Objective - Type out the data exactly as given. Skip any image.

+-------+

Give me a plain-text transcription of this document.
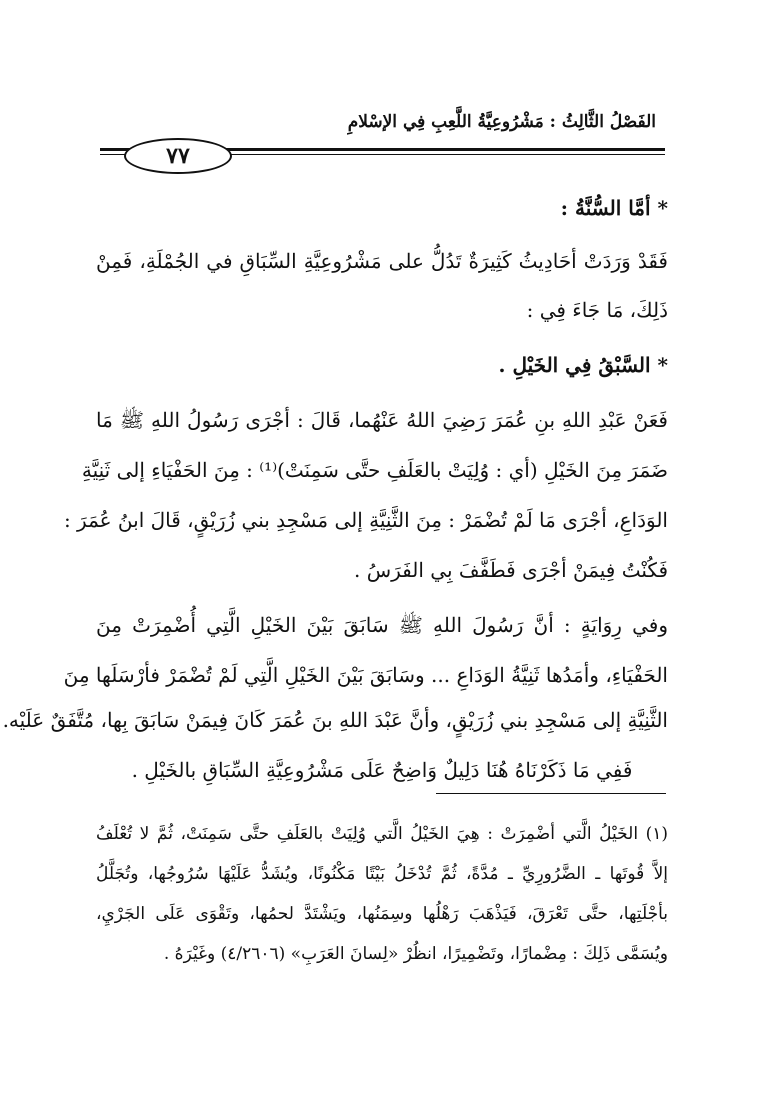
الفَصْلُ الثَّالِثُ : مَشْرُوعِيَّةُ اللَّعِبِ فِي الإسْلامِ
٧٧
* أمَّا السُّنَّةُ :
فَقَدْ وَرَدَتْ أحَادِيثُ كَثِيرَةٌ تَدُلُّ على مَشْرُوعِيَّةِ السِّبَاقِ في الجُمْلَةِ، فَمِنْ
ذَلِكَ، مَا جَاءَ فِي :
* السَّبْقُ فِي الخَيْلِ .
فَعَنْ عَبْدِ اللهِ بنِ عُمَرَ رَضِيَ اللهُ عَنْهُما، قَالَ : أجْرَى رَسُولُ اللهِ ﷺ مَا
ضَمَرَ مِنَ الخَيْلِ (أي : وُلِيَتْ بالعَلَفِ حتَّى سَمِنَتْ)⁽¹⁾ : مِنَ الحَفْيَاءِ إلى ثَنِيَّةِ
الوَدَاعِ، أجْرَى مَا لَمْ تُضْمَرْ : مِنَ الثَّنِيَّةِ إلى مَسْجِدِ بني زُرَيْقٍ، قَالَ ابنُ عُمَرَ :
فَكُنْتُ فِيمَنْ أجْرَى فَطَفَّفَ بِي الفَرَسُ .
وفي رِوَايَةٍ : أنَّ رَسُولَ اللهِ ﷺ سَابَقَ بَيْنَ الخَيْلِ الَّتِي أُضْمِرَتْ مِنَ
الحَفْيَاءِ، وأمَدُها ثَنِيَّةُ الوَدَاعِ ... وسَابَقَ بَيْنَ الخَيْلِ الَّتِي لَمْ تُضْمَرْ فأرْسَلَها مِنَ
الثَّنِيَّةِ إلى مَسْجِدِ بني زُرَيْقٍ، وأنَّ عَبْدَ اللهِ بنَ عُمَرَ كَانَ فِيمَنْ سَابَقَ بِها، مُتَّفَقٌ عَلَيْه.
فَفِي مَا ذَكَرْنَاهُ هُنَا دَلِيلٌ وَاضِحٌ عَلَى مَشْرُوعِيَّةِ السِّبَاقِ بالخَيْلِ .
(١) الخَيْلُ الَّتي أضْمِرَتْ : هِيَ الخَيْلُ الَّتي وُلِيَتْ بالعَلَفِ حتَّى سَمِنَتْ، ثُمَّ لا تُعْلَفُ
إلاَّ قُوتَها ـ الضَّرُورِيِّ ـ مُدَّةً، ثُمَّ تُدْخَلُ بَيْتًا مَكْنُونًا، ويُشَدُّ عَلَيْهَا سُرُوجُها، وتُجَلَّلُ
بأجْلَتِها، حتَّى تَعْرَقَ، فَيَذْهَبَ رَهْلُها وسِمَنُها، ويَشْتَدَّ لحمُها، وتَقْوَى عَلَى الجَرْيِ،
ويُسَمَّى ذَلِكَ : مِضْمارًا، وتَضْمِيرًا، انظُرْ «لِسانَ العَرَبِ» (٤/٢٦٠٦) وغَيْرَهُ .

+-------+

Task response -
Give me a plain-text transcription of this document.
الفَصْلُ الثَّالِثُ : مَشْرُوعِيَّةُ اللَّعِبِ فِي الإسْلامِ
٧٧
* أمَّا السُّنَّةُ :
فَقَدْ وَرَدَتْ أحَادِيثُ كَثِيرَةٌ تَدُلُّ على مَشْرُوعِيَّةِ السِّبَاقِ في الجُمْلَةِ، فَمِنْ
ذَلِكَ، مَا جَاءَ فِي :
* السَّبْقُ فِي الخَيْلِ .
فَعَنْ عَبْدِ اللهِ بنِ عُمَرَ رَضِيَ اللهُ عَنْهُما، قَالَ : أجْرَى رَسُولُ اللهِ ﷺ مَا
ضَمَرَ مِنَ الخَيْلِ (أي : وُلِيَتْ بالعَلَفِ حتَّى سَمِنَتْ)⁽¹⁾ : مِنَ الحَفْيَاءِ إلى ثَنِيَّةِ
الوَدَاعِ، أجْرَى مَا لَمْ تُضْمَرْ : مِنَ الثَّنِيَّةِ إلى مَسْجِدِ بني زُرَيْقٍ، قَالَ ابنُ عُمَرَ :
فَكُنْتُ فِيمَنْ أجْرَى فَطَفَّفَ بِي الفَرَسُ .
وفي رِوَايَةٍ : أنَّ رَسُولَ اللهِ ﷺ سَابَقَ بَيْنَ الخَيْلِ الَّتِي أُضْمِرَتْ مِنَ
الحَفْيَاءِ، وأمَدُها ثَنِيَّةُ الوَدَاعِ ... وسَابَقَ بَيْنَ الخَيْلِ الَّتِي لَمْ تُضْمَرْ فأرْسَلَها مِنَ
الثَّنِيَّةِ إلى مَسْجِدِ بني زُرَيْقٍ، وأنَّ عَبْدَ اللهِ بنَ عُمَرَ كَانَ فِيمَنْ سَابَقَ بِها، مُتَّفَقٌ عَلَيْه.
فَفِي مَا ذَكَرْنَاهُ هُنَا دَلِيلٌ وَاضِحٌ عَلَى مَشْرُوعِيَّةِ السِّبَاقِ بالخَيْلِ .
(١) الخَيْلُ الَّتي أضْمِرَتْ : هِيَ الخَيْلُ الَّتي وُلِيَتْ بالعَلَفِ حتَّى سَمِنَتْ، ثُمَّ لا تُعْلَفُ
إلاَّ قُوتَها ـ الضَّرُورِيِّ ـ مُدَّةً، ثُمَّ تُدْخَلُ بَيْتًا مَكْنُونًا، ويُشَدُّ عَلَيْهَا سُرُوجُها، وتُجَلَّلُ
بأجْلَتِها، حتَّى تَعْرَقَ، فَيَذْهَبَ رَهْلُها وسِمَنُها، ويَشْتَدَّ لحمُها، وتَقْوَى عَلَى الجَرْيِ،
ويُسَمَّى ذَلِكَ : مِضْمارًا، وتَضْمِيرًا، انظُرْ «لِسانَ العَرَبِ» (٤/٢٦٠٦) وغَيْرَهُ .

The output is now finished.